▸ **Task details**:
Retype the listing below word for word, from its first line down through the line containing "194, 263, 255]".

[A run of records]

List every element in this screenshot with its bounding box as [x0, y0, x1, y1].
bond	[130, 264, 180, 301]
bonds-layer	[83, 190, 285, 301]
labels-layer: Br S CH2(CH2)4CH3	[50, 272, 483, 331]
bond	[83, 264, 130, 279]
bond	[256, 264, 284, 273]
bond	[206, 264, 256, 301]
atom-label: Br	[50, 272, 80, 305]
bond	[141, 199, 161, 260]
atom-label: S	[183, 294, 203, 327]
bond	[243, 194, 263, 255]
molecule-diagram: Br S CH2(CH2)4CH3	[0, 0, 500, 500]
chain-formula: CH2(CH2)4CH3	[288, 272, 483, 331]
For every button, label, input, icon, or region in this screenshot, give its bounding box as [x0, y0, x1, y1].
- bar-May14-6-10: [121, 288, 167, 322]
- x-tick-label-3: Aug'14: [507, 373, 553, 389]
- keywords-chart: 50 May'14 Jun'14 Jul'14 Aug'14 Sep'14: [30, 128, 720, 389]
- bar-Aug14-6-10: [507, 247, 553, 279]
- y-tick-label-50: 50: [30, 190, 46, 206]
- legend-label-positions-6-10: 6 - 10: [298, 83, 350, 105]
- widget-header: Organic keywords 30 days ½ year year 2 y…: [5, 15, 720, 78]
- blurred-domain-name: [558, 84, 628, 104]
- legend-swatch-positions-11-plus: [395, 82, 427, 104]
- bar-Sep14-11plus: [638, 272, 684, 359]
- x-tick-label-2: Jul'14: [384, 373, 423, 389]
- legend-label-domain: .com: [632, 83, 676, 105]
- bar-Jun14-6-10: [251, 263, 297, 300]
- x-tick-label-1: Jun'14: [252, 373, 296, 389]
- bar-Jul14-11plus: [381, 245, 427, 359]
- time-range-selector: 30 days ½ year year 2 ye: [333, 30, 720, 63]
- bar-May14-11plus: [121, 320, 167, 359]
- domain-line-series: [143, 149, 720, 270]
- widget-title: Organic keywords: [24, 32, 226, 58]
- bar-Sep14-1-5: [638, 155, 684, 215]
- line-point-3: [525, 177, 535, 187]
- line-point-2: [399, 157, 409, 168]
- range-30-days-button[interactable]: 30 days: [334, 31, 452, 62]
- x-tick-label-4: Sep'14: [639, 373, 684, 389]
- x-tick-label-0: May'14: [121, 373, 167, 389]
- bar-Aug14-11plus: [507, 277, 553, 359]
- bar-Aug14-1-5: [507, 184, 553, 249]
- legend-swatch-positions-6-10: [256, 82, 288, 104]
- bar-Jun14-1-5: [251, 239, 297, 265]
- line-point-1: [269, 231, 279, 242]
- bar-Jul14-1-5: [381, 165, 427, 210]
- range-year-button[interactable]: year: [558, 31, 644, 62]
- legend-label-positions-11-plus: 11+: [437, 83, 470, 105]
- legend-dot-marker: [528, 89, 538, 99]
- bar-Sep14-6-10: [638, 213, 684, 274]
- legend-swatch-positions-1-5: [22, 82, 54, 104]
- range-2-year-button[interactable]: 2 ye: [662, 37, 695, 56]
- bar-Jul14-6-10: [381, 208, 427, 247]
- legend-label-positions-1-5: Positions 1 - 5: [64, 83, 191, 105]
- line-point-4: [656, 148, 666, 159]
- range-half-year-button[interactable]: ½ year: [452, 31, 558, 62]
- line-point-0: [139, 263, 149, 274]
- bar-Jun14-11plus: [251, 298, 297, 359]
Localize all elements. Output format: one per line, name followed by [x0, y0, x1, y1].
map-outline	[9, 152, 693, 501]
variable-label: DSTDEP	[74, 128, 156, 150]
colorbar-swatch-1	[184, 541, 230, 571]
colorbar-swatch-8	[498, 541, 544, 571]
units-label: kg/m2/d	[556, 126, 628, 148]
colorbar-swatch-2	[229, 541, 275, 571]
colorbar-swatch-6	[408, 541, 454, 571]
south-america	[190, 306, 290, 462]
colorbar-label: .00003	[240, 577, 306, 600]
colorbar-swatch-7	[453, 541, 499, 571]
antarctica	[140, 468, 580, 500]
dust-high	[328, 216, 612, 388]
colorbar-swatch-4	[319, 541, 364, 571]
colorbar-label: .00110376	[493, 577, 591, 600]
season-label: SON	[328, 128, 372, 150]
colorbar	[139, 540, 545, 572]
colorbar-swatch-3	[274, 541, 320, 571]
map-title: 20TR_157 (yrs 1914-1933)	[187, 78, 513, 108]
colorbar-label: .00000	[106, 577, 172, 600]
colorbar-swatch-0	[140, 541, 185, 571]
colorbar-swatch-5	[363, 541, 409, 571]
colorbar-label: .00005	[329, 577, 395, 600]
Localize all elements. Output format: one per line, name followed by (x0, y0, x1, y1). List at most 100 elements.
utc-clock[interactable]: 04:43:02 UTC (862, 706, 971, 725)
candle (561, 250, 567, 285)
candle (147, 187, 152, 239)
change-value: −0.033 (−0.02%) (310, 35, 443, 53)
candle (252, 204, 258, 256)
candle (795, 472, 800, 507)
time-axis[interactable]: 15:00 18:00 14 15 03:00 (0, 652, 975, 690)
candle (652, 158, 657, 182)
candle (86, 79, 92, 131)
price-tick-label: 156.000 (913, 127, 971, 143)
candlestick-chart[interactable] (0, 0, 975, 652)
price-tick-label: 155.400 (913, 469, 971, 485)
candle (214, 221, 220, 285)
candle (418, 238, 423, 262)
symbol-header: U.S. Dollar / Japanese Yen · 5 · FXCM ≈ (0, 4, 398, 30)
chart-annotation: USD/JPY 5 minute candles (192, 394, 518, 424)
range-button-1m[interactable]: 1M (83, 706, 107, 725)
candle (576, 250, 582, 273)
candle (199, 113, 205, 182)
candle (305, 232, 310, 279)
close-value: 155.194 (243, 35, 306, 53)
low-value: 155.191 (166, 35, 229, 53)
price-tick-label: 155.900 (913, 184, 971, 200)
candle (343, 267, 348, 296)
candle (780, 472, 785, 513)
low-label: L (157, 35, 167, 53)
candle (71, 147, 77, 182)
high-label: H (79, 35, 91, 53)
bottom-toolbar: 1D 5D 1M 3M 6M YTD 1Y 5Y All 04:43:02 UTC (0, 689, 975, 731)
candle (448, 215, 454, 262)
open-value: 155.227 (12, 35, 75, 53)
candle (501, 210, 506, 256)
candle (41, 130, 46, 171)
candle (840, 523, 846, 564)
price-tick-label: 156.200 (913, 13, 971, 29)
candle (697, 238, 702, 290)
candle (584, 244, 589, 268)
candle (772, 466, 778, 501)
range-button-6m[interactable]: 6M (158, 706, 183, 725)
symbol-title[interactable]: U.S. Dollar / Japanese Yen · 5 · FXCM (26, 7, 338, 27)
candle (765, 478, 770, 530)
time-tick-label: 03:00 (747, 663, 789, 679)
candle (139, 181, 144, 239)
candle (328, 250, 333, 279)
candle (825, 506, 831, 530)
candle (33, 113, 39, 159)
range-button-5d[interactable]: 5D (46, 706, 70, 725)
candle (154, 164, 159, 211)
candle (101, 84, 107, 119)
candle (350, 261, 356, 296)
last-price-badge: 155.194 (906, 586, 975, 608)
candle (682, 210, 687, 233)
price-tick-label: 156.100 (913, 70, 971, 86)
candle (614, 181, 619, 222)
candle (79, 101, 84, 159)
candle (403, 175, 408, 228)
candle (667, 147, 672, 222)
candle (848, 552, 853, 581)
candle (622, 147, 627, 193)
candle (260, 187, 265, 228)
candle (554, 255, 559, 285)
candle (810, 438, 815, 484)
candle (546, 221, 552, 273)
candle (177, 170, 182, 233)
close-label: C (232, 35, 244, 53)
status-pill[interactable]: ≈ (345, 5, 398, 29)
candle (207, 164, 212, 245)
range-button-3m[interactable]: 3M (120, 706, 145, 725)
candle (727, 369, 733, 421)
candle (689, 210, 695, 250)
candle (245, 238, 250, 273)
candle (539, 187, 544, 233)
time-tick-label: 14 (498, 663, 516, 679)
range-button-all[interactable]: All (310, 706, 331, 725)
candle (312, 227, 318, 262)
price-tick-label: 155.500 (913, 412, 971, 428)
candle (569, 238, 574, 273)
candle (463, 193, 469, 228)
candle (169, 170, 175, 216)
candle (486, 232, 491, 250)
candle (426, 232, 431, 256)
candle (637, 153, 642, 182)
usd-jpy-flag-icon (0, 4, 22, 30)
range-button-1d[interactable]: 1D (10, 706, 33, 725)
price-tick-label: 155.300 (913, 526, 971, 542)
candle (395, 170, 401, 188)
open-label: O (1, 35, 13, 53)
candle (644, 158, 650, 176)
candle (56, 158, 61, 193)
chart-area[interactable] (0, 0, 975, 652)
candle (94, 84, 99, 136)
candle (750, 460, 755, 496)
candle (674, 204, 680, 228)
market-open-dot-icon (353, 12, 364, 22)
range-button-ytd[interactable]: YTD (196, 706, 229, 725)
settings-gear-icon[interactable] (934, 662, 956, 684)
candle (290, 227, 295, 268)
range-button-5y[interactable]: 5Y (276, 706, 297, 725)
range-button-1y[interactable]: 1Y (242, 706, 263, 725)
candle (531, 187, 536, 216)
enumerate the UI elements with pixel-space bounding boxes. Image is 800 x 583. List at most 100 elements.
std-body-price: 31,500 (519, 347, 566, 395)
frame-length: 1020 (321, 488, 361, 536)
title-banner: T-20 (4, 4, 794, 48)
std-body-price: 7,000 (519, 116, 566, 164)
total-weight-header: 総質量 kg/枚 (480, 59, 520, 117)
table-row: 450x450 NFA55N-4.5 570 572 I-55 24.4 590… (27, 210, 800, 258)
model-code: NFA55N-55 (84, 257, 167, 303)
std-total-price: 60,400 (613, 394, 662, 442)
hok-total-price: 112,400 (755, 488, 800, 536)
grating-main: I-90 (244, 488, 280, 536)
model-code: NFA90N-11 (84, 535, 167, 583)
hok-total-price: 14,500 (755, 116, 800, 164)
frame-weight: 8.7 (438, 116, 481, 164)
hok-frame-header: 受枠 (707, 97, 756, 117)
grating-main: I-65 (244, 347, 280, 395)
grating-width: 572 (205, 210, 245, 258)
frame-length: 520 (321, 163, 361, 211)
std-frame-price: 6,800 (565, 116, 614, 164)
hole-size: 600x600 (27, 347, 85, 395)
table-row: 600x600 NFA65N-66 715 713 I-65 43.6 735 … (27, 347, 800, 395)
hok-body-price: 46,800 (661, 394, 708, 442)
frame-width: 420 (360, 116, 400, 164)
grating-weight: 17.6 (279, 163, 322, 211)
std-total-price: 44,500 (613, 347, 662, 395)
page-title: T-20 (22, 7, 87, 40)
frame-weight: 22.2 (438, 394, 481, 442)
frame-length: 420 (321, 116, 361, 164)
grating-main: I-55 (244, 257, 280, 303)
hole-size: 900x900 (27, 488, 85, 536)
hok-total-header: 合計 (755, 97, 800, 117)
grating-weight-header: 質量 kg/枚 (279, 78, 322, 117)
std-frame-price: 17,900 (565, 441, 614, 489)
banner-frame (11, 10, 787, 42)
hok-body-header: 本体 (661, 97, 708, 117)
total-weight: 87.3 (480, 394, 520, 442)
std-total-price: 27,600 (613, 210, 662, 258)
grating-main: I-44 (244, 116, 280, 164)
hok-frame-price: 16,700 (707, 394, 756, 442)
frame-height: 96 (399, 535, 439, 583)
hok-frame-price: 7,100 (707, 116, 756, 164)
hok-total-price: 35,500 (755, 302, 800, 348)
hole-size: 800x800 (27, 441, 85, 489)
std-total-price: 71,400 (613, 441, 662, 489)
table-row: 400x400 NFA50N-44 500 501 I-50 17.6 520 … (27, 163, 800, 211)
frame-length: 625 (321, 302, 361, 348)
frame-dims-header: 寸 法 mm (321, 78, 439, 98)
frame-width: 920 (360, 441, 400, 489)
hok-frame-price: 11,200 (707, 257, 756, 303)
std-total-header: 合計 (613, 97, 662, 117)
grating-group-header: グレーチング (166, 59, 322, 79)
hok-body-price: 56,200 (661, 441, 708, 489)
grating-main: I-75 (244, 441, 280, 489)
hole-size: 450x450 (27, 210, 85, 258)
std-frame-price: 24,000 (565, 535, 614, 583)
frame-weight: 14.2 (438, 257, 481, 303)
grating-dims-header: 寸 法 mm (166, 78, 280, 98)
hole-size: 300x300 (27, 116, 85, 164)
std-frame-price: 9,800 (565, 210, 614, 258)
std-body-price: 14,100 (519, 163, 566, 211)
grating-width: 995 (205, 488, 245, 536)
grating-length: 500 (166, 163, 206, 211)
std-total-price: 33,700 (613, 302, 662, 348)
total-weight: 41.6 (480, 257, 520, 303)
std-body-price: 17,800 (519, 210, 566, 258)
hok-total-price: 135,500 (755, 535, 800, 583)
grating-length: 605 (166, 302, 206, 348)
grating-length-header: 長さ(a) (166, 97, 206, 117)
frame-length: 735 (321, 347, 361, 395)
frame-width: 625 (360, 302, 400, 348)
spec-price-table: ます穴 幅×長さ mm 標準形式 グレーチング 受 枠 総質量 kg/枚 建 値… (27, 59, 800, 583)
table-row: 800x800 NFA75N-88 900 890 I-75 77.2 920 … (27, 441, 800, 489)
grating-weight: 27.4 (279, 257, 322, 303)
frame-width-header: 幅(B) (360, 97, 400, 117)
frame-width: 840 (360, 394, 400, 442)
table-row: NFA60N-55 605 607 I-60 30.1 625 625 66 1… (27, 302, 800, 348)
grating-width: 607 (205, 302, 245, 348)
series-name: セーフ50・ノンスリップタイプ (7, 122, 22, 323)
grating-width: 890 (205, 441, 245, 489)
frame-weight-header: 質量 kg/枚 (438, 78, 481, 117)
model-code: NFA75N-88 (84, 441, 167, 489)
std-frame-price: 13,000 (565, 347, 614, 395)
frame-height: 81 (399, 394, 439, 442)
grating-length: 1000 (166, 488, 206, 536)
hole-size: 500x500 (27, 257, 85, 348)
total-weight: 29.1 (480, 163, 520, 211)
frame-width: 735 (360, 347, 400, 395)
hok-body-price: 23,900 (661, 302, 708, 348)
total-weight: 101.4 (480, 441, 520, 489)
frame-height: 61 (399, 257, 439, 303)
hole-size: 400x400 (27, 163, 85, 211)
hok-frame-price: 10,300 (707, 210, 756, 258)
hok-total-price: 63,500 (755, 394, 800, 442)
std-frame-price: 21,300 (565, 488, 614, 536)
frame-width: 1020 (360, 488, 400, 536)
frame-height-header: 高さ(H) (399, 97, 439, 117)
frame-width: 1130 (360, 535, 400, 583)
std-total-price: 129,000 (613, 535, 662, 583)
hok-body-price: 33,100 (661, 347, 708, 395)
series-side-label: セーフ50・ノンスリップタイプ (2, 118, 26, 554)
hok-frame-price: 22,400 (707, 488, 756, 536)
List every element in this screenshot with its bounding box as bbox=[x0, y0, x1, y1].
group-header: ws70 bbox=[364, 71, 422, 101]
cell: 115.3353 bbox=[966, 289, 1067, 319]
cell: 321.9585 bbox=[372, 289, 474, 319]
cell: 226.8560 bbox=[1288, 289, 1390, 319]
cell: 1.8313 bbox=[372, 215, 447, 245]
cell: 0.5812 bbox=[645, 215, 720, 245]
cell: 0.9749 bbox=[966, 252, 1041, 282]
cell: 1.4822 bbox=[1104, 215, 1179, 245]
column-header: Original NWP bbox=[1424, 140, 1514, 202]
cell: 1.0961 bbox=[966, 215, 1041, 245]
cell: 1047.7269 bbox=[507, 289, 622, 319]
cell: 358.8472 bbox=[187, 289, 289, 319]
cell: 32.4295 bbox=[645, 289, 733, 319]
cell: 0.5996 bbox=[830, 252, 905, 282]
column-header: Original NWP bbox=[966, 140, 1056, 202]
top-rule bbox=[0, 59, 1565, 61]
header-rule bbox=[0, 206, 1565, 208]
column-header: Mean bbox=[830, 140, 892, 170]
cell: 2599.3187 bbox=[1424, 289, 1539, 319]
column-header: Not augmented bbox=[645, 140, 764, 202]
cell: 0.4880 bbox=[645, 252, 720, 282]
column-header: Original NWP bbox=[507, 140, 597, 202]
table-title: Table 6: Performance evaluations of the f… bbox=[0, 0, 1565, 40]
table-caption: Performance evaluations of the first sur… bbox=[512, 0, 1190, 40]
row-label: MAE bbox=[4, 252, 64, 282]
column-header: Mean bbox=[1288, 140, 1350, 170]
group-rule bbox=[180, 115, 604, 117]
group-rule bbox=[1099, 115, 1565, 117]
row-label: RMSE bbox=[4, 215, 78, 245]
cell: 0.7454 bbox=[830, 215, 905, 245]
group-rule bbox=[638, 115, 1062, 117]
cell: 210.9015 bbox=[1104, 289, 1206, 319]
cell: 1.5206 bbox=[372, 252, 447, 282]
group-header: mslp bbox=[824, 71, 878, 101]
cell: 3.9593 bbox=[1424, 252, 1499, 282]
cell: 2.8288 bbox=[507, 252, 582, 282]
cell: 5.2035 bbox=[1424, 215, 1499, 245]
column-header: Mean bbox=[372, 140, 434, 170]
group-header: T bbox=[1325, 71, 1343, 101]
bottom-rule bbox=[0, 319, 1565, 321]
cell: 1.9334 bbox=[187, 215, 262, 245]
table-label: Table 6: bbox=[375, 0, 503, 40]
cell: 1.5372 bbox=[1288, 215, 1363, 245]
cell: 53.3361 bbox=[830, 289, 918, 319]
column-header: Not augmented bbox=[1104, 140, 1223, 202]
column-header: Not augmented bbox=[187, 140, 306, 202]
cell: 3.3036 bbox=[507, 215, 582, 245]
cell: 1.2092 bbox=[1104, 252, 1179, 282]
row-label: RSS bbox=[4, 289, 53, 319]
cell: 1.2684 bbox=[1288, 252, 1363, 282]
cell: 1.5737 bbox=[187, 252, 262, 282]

▸ **The reply**:
List every element in this screenshot with its bounding box as [x0, y0, x1, y1].
bond	[130, 264, 180, 301]
bonds-layer	[83, 190, 285, 301]
labels-layer: Br S CH2(CH2)4CH3	[50, 272, 483, 331]
bond	[83, 264, 130, 279]
bond	[256, 264, 284, 273]
bond	[206, 264, 256, 301]
atom-label: Br	[50, 272, 80, 305]
bond	[141, 199, 161, 260]
atom-label: S	[183, 294, 203, 327]
bond	[243, 194, 263, 255]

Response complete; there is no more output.